* **Task prompt**: Pick out each line of the records in which the word "gạch" appears.

========

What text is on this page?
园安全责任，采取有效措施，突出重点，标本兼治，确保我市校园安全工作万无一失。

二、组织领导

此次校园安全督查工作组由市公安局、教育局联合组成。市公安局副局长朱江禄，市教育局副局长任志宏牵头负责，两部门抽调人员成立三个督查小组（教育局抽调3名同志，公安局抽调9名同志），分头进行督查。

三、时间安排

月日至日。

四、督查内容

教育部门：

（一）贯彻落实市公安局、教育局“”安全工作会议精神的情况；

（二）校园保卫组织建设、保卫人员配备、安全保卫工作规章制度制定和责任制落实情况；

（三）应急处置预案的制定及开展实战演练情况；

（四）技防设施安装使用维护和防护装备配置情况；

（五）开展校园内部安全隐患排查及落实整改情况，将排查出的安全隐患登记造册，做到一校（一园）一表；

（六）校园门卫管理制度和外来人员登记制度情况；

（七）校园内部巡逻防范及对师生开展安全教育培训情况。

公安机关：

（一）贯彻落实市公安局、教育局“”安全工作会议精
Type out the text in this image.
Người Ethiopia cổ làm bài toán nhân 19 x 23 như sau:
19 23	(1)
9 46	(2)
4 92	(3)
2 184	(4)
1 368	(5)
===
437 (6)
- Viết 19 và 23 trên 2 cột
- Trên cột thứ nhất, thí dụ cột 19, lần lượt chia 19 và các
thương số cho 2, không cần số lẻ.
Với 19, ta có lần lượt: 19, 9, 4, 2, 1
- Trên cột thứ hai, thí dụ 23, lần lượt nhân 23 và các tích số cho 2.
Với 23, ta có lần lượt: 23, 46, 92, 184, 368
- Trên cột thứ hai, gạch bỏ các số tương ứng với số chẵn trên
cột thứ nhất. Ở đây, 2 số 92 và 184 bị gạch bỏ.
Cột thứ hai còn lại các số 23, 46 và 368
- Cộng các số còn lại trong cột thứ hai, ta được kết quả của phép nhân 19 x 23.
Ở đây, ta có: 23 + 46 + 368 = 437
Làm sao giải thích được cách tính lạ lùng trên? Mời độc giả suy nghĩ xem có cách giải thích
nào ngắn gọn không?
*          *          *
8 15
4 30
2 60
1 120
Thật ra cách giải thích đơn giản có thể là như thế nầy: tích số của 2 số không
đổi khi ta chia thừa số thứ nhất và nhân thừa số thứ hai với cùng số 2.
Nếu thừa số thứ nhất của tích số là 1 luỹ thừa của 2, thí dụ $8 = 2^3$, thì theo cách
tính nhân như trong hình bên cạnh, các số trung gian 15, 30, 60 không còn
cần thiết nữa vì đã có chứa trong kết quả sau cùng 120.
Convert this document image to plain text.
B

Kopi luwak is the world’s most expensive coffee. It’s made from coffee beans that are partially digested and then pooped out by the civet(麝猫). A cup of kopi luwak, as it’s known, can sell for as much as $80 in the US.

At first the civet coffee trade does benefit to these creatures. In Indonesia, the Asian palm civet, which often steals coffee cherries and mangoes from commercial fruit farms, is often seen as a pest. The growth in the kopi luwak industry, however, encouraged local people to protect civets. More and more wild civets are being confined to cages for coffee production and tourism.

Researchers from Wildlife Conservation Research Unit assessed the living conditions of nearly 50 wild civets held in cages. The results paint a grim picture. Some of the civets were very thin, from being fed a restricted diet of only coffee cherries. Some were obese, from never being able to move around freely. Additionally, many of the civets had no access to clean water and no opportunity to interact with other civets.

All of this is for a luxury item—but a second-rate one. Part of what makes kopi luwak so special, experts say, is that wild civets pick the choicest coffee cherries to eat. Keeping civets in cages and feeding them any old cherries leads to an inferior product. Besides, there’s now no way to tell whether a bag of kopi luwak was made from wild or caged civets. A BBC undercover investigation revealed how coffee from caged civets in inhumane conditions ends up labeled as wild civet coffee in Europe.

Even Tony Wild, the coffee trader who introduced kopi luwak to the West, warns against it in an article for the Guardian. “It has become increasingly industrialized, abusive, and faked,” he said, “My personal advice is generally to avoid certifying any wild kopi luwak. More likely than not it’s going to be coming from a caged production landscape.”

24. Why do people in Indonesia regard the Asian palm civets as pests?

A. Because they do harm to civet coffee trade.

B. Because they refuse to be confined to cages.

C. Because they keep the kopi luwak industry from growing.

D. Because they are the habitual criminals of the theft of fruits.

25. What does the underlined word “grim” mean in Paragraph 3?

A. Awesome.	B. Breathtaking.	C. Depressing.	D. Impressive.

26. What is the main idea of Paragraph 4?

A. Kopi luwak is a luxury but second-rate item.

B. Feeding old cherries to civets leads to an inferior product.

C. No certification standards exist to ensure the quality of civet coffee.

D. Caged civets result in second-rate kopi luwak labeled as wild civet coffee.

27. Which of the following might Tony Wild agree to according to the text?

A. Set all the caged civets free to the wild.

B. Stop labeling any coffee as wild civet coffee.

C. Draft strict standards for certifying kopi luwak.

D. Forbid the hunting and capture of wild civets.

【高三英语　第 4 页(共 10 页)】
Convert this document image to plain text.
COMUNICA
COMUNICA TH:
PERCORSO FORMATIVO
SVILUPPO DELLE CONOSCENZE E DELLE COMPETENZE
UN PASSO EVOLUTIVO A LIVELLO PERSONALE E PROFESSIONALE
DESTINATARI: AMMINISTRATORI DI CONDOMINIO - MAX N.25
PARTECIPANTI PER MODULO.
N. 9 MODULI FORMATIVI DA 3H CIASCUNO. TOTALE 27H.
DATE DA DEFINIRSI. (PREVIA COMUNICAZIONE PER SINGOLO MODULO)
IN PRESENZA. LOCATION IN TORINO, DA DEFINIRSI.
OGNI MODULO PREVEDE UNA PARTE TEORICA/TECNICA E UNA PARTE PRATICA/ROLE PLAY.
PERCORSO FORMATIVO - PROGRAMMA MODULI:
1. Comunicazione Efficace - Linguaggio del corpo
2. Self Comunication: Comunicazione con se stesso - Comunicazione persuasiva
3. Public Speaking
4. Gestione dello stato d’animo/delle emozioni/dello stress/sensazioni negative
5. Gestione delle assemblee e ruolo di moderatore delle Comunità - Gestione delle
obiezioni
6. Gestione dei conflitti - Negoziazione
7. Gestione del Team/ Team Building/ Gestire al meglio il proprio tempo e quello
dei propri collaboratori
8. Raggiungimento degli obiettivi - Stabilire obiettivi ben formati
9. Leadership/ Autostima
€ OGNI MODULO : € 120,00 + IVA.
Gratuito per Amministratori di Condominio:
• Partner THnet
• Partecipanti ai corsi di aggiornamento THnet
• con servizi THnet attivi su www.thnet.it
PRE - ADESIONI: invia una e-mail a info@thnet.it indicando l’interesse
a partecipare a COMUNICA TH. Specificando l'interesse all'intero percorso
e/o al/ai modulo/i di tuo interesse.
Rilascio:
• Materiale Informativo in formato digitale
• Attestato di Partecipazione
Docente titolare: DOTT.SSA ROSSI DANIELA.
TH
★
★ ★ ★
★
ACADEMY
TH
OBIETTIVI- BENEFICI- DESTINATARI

========

* **Task output**:
- Trên cột thứ hai, gạch bỏ các số tương ứng với số chẵn trên
cột thứ nhất. Ở đây, 2 số 92 và 184 bị gạch bỏ.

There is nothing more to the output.